▸ **Problem to work on**
Below are some records. Count the lines with "dobbiamo" in them and give nothing but the total.

= = = = =

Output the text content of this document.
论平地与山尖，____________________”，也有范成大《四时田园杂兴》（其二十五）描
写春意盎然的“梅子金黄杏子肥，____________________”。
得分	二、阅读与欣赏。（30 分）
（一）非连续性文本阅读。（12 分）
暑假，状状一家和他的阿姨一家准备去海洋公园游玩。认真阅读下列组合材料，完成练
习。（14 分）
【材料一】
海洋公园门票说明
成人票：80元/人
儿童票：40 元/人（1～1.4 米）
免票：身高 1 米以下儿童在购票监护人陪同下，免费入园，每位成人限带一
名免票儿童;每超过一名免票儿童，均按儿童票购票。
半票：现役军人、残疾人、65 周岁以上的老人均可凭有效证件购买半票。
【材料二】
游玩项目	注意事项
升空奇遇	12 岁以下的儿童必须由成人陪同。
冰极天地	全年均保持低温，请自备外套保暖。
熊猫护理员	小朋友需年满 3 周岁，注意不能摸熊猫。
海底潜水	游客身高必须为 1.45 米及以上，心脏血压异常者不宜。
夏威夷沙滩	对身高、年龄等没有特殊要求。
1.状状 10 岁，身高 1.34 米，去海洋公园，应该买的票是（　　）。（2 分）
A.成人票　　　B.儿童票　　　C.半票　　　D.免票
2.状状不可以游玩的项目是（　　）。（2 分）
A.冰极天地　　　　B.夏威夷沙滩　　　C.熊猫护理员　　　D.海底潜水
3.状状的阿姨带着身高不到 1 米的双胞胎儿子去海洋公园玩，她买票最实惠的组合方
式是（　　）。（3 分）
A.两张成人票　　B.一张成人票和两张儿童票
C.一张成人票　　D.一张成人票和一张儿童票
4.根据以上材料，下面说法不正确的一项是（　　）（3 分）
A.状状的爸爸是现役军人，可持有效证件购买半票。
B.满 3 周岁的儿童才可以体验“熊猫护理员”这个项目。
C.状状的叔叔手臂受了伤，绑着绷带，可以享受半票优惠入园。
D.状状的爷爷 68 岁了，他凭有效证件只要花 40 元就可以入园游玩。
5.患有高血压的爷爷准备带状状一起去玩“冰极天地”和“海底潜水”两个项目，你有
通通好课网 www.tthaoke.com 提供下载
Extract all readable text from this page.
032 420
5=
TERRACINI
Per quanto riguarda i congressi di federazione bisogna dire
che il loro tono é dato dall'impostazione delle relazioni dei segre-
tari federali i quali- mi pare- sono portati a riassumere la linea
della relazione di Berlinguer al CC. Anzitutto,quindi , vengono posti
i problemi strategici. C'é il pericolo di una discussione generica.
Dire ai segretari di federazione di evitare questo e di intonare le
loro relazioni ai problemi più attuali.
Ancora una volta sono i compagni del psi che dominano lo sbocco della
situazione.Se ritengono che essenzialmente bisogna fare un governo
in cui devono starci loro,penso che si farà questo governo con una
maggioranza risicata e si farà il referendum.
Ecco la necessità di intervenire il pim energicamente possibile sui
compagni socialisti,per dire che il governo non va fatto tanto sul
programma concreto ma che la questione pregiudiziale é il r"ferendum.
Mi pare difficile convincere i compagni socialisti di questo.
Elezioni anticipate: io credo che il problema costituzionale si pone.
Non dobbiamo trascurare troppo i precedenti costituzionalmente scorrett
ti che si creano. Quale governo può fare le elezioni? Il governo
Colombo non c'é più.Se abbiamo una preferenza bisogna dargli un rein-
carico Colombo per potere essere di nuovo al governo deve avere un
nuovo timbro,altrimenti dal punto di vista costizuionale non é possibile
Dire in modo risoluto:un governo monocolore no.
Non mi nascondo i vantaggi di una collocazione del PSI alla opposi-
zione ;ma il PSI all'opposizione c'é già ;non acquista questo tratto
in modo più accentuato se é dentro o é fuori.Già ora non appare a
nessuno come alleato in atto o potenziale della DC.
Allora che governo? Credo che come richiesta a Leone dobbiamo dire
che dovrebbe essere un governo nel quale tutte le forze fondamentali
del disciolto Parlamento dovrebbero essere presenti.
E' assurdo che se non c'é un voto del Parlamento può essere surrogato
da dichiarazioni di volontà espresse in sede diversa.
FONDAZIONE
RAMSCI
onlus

= = = = =

▸ **Answer to this problem**
2